▸ **DATA FOR PROCESSING**:
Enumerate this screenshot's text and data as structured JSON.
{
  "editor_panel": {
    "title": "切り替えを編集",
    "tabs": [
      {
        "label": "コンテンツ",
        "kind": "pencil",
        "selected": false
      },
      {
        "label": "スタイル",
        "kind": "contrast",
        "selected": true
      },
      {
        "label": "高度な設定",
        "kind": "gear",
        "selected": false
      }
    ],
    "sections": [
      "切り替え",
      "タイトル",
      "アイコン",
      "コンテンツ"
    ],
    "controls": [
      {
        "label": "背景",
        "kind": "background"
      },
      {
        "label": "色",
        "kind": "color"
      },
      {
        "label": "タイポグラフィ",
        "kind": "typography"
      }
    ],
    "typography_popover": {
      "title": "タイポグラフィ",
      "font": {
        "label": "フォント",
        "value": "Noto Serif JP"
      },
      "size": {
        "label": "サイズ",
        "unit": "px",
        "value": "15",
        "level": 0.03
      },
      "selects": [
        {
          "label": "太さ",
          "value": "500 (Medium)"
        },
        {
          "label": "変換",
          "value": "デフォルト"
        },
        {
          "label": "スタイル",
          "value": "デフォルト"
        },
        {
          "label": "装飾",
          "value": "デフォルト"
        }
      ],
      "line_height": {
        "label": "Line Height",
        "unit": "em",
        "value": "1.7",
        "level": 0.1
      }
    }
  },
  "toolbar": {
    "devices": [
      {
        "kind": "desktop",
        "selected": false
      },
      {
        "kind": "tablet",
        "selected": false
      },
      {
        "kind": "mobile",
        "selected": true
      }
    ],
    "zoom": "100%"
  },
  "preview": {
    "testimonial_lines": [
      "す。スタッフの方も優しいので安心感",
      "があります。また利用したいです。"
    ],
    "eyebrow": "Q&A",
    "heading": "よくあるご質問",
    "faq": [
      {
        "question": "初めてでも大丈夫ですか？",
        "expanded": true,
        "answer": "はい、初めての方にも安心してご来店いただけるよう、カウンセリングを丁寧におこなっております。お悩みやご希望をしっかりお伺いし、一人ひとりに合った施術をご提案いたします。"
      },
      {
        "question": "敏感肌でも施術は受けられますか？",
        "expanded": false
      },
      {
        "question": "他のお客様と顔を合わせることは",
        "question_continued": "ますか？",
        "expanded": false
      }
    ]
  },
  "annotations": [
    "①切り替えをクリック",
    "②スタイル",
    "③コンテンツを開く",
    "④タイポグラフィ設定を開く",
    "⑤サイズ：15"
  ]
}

▸ **EXERCISE INSTRUCTIONS**: Give the material above again, word for word.

▸ **ANSWER TO THIS EXERCISE**:
Enumerate this screenshot's text and data as structured JSON.
{
  "editor_panel": {
    "title": "切り替えを編集",
    "tabs": [
      {
        "label": "コンテンツ",
        "kind": "pencil",
        "selected": false
      },
      {
        "label": "スタイル",
        "kind": "contrast",
        "selected": true
      },
      {
        "label": "高度な設定",
        "kind": "gear",
        "selected": false
      }
    ],
    "sections": [
      "切り替え",
      "タイトル",
      "アイコン",
      "コンテンツ"
    ],
    "controls": [
      {
        "label": "背景",
        "kind": "background"
      },
      {
        "label": "色",
        "kind": "color"
      },
      {
        "label": "タイポグラフィ",
        "kind": "typography"
      }
    ],
    "typography_popover": {
      "title": "タイポグラフィ",
      "font": {
        "label": "フォント",
        "value": "Noto Serif JP"
      },
      "size": {
        "label": "サイズ",
        "unit": "px",
        "value": "15",
        "level": 0.03
      },
      "selects": [
        {
          "label": "太さ",
          "value": "500 (Medium)"
        },
        {
          "label": "変換",
          "value": "デフォルト"
        },
        {
          "label": "スタイル",
          "value": "デフォルト"
        },
        {
          "label": "装飾",
          "value": "デフォルト"
        }
      ],
      "line_height": {
        "label": "Line Height",
        "unit": "em",
        "value": "1.7",
        "level": 0.1
      }
    }
  },
  "toolbar": {
    "devices": [
      {
        "kind": "desktop",
        "selected": false
      },
      {
        "kind": "tablet",
        "selected": false
      },
      {
        "kind": "mobile",
        "selected": true
      }
    ],
    "zoom": "100%"
  },
  "preview": {
    "testimonial_lines": [
      "す。スタッフの方も優しいので安心感",
      "があります。また利用したいです。"
    ],
    "eyebrow": "Q&A",
    "heading": "よくあるご質問",
    "faq": [
      {
        "question": "初めてでも大丈夫ですか？",
        "expanded": true,
        "answer": "はい、初めての方にも安心してご来店いただけるよう、カウンセリングを丁寧におこなっております。お悩みやご希望をしっかりお伺いし、一人ひとりに合った施術をご提案いたします。"
      },
      {
        "question": "敏感肌でも施術は受けられますか？",
        "expanded": false
      },
      {
        "question": "他のお客様と顔を合わせることは",
        "question_continued": "ますか？",
        "expanded": false
      }
    ]
  },
  "annotations": [
    "①切り替えをクリック",
    "②スタイル",
    "③コンテンツを開く",
    "④タイポグラフィ設定を開く",
    "⑤サイズ：15"
  ]
}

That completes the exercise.